> _Stated exercise_
Present every line in which the string "Ведение" appears.

> _Dataset excerpts_

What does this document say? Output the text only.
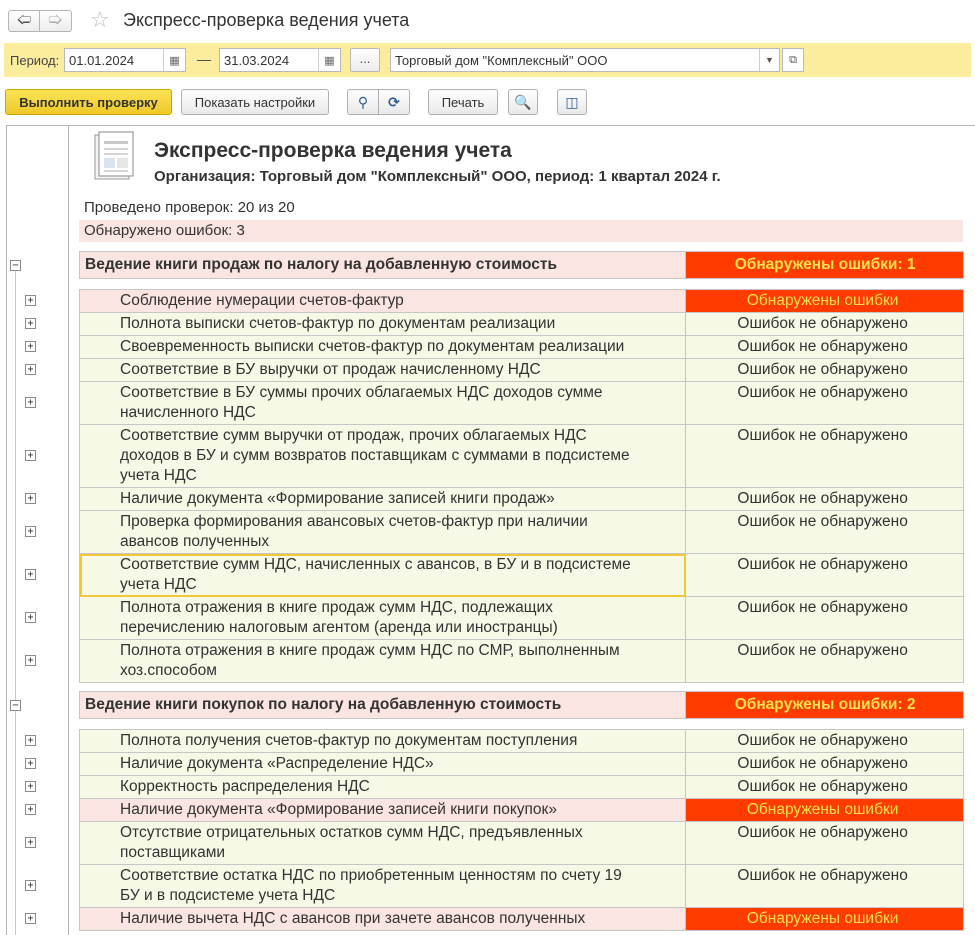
🢠 🢡 ☆ Экспресс-проверка ведения учета
Период: 01.01.2024	▦	— 31.03.2024	▦	...	Торговый дом "Комплексный" ООО	▼	⧉
Выполнить проверку	Показать настройки	⚲ ⟳	Печать	🔍 ◫
−
+
+
+
+
+
+
+
+
+
+
+
−
+
+
+
+
+
+
+
Экспресс-проверка ведения учета
Организация: Торговый дом "Комплексный" ООО, период: 1 квартал 2024 г.
Проведено проверок: 20 из 20
Обнаружено ошибок: 3
Ведение книги продаж по налогу на добавленную стоимость	Обнаружены ошибки: 1
Соблюдение нумерации счетов-фактур	Обнаружены ошибки
Полнота выписки счетов-фактур по документам реализации	Ошибок не обнаружено
Своевременность выписки счетов-фактур по документам реализации	Ошибок не обнаружено
Соответствие в БУ выручки от продаж начисленному НДС	Ошибок не обнаружено
Соответствие в БУ суммы прочих облагаемых НДС доходов сумме
начисленного НДС	Ошибок не обнаружено
Соответствие сумм выручки от продаж, прочих облагаемых НДС
доходов в БУ и сумм возвратов поставщикам с суммами в подсистеме
учета НДС	Ошибок не обнаружено
Наличие документа «Формирование записей книги продаж»	Ошибок не обнаружено
Проверка формирования авансовых счетов-фактур при наличии
авансов полученных	Ошибок не обнаружено
Соответствие сумм НДС, начисленных с авансов, в БУ и в подсистеме
учета НДС	Ошибок не обнаружено
Полнота отражения в книге продаж сумм НДС, подлежащих
перечислению налоговым агентом (аренда или иностранцы)	Ошибок не обнаружено
Полнота отражения в книге продаж сумм НДС по СМР, выполненным
хоз.способом	Ошибок не обнаружено
Ведение книги покупок по налогу на добавленную стоимость	Обнаружены ошибки: 2
Полнота получения счетов-фактур по документам поступления	Ошибок не обнаружено
Наличие документа «Распределение НДС»	Ошибок не обнаружено
Корректность распределения НДС	Ошибок не обнаружено
Наличие документа «Формирование записей книги покупок»	Обнаружены ошибки
Отсутствие отрицательных остатков сумм НДС, предъявленных
поставщиками	Ошибок не обнаружено
Соответствие остатка НДС по приобретенным ценностям по счету 19
БУ и в подсистеме учета НДС	Ошибок не обнаружено
Наличие вычета НДС с авансов при зачете авансов полученных	Обнаружены ошибки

> _Exercise solution_
Ведение книги продаж по налогу на добавленную стоимость	Обнаружены ошибки: 1
Ведение книги покупок по налогу на добавленную стоимость	Обнаружены ошибки: 2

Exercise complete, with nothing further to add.